◆ Text segment ◆
---+---

Nicolas Blincoe, The Telegraph
, September 22, 2007
Anyone who wishes to know what our children will believe should read The Shock Doctrine. In many ways it is an old-fashioned book, almost 19th century in its scope and weight, but this is surely its strength. Naomi Klein brings a grand narrative sweep to the most troubling events of the past 60 years, placing them within a single epic drama.
She begins with a piece of scene-setting in the 1950s, where the American consumer boom is juxtaposed with the newly created CIA. So, in the domestic corner, we have the rise of asylums and electro-shock therapy, while, in the outside world, we have American agents screwing with regime change; as though One Flew Over the Cuckoo's Nest had been mixed with The Quiet American.
The narrative proper begins in the Nixon years, with Pinochet's coup against Allende in Chile. The murderous regime of Augusto Pinochet ought to have received universal condemnation. Yet, in one of the oddities of the Cold War, Pinochet was not only welcomed into the club of "civilised" nations, his Chile became a role model to liberal democracies.
The Pinochet government gave the world the first examples of the privatising, monetarist philosophy that would later transform Britain and Poland in the 1980s and spread across the eastern block and Israel in the early 1990s, before reaching Russia and China at the turn of the millennium.
In Klein's account, Pinochet's Chile is the wellspring of all recent history. Its mixture of extreme military violence and laissez-faire "creative destruction" led directly to the "shock doctrine" of Klein's title.
In its most primitive form, this "doctrine" refers to the practice of seeking out wars and natural disasters and, then, while the locals are too shellshocked to protest, clearing a route for multinational companies. Today, however, the doctrine is more refined: its adherents engineer catastrophes.
This she terms "disaster capitalism"; she argues that it has led to the rise of a new kind of multinational that covers all the security, intelligence and war-fighting roles that were once the monopoly of the state. In short, we are seeing the rise of an international gangster class, intent on making cash from chaos.
Iraq is not a flop: it is what it is supposed to be. As Klein says: "When the same mistakes are repeated over and over again, it's time to consider the possibility that they are not mistakes at all."
She sees, in Iraq, a repetition of Israel's increasingly elaborate, violent and apparently goalless occupation of Palestine. To her, the point of the occupation is simply to live with occupation, while making money from selling security know-how. But more, these military adventures provide the model for what to do after natural disasters, as with the jaw-droppingly crappy response to Hurricane Katrina.

---+---

◆ Problems to solve ◆
**1)** Retype the review of The Shock Doctrine between "The narrative proper" and "to liberal democracies.", inclusive.
**2)** List every titled work, whether book or film, that the review of The Shock Doctrine names.
**3)** According to the review of The Shock Doctrine, with which event does the book's narrative proper begin?

---+---

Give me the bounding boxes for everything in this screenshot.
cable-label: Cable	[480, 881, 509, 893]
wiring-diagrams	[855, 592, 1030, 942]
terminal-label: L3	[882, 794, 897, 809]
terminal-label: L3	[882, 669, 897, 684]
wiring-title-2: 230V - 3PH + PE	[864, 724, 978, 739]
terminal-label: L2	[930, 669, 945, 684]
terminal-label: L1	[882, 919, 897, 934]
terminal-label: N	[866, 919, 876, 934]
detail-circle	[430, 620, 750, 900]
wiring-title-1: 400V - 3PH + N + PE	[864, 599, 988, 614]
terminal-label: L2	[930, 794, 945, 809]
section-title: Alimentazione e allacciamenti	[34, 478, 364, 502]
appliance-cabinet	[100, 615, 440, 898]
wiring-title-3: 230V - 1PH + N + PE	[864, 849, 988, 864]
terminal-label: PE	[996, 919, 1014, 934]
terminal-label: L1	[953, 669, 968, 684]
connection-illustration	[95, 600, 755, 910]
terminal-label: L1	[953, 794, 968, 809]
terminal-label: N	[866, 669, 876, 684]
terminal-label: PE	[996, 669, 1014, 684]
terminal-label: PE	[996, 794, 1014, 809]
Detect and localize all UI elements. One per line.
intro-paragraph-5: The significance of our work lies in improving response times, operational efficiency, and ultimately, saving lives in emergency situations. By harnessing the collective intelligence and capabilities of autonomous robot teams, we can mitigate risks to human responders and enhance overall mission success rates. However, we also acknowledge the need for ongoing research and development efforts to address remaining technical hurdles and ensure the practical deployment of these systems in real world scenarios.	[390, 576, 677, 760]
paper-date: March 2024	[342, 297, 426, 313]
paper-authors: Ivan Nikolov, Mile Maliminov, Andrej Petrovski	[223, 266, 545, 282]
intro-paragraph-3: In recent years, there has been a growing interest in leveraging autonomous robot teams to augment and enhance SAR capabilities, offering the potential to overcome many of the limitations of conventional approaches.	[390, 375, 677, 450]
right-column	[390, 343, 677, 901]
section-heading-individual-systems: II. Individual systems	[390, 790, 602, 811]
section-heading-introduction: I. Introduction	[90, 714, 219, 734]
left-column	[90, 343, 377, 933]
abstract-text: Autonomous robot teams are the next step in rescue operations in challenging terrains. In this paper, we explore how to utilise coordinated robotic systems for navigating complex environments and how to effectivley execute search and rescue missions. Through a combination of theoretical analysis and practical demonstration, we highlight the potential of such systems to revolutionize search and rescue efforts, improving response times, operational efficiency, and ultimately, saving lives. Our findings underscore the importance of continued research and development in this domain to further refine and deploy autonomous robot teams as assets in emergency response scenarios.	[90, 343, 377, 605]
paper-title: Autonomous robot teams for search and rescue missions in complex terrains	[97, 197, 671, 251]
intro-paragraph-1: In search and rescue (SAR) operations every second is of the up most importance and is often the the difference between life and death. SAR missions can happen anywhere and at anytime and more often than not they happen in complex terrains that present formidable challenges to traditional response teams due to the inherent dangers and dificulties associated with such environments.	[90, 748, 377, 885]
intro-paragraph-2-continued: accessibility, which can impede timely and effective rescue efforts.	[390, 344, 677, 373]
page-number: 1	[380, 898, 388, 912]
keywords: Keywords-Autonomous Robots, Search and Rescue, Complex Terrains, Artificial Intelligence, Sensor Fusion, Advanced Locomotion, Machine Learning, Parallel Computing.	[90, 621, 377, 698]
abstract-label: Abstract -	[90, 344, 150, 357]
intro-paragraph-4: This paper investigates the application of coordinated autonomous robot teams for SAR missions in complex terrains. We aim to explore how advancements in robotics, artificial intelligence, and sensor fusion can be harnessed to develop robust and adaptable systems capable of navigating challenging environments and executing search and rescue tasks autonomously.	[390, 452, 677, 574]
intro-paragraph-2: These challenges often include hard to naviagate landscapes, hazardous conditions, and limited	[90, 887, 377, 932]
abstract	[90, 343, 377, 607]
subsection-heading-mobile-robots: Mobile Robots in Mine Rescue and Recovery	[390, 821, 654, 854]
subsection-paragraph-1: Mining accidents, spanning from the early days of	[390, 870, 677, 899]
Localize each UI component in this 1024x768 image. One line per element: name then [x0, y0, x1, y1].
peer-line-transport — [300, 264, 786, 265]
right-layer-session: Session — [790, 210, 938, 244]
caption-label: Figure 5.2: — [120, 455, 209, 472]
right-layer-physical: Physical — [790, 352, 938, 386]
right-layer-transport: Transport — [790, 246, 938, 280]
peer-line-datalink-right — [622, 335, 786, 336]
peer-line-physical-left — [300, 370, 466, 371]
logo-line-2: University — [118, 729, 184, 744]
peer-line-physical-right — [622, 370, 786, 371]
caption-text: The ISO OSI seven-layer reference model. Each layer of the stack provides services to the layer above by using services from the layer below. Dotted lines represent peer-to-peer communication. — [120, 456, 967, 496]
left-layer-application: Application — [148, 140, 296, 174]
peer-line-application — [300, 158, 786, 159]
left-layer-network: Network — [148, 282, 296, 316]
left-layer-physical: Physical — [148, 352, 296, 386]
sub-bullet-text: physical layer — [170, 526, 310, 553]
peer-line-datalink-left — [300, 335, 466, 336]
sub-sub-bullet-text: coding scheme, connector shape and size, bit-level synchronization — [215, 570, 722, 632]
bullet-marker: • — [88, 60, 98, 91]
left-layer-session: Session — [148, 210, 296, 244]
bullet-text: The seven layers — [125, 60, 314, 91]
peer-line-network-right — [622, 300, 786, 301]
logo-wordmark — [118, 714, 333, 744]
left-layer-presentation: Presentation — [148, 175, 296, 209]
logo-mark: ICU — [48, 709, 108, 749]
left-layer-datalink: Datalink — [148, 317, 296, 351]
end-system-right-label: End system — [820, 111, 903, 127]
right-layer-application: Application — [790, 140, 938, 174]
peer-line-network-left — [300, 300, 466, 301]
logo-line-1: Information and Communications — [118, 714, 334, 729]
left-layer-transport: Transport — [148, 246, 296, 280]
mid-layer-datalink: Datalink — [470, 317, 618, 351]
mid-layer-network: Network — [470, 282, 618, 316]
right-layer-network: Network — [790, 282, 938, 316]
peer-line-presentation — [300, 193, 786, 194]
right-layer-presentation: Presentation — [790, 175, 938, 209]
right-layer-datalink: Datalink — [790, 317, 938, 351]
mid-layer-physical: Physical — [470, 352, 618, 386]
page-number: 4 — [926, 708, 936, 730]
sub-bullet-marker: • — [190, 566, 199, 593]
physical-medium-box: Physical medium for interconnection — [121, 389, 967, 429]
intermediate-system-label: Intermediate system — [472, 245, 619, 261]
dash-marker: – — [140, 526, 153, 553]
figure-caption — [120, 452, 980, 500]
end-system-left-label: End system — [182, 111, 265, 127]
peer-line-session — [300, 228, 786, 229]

---+---

◆ Answer section ◆
**1)**
The narrative proper begins in the Nixon years, with Pinochet's coup against Allende in Chile. The murderous regime of Augusto Pinochet ought to have received universal condemnation. Yet, in one of the oddities of the Cold War, Pinochet was not only welcomed into the club of "civilised" nations, his Chile became a role model to liberal democracies.

**2)**
The Shock Doctrine
One Flew Over the Cuckoo's Nest
The Quiet American

**3)** Pinochet's coup against Allende in Chile, in the Nixon years.